start DATASET CONTENT
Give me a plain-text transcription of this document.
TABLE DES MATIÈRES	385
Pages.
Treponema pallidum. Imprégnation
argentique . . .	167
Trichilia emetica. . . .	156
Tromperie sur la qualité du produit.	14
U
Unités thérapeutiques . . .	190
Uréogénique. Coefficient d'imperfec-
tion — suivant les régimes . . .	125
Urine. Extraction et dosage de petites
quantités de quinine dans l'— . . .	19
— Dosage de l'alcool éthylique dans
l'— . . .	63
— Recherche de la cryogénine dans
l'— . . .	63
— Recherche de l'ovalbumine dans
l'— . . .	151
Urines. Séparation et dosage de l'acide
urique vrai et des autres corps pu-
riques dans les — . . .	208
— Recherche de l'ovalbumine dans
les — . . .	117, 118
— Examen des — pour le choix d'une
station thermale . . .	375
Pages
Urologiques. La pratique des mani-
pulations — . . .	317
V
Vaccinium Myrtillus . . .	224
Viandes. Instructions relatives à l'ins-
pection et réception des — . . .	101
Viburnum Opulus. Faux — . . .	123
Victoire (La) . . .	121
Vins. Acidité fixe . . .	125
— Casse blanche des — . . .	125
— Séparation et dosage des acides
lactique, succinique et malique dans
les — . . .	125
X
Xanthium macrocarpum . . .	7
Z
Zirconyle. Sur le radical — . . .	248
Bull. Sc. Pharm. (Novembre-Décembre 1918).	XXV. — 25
end DATASET CONTENT
**WHAT IS BEING ASKED**
Report all lines of the data above that include the string "Séparation".

**ANSWER TO THE EXERCISE**
Urines. Séparation et dosage de l'acide
— Séparation et dosage des acides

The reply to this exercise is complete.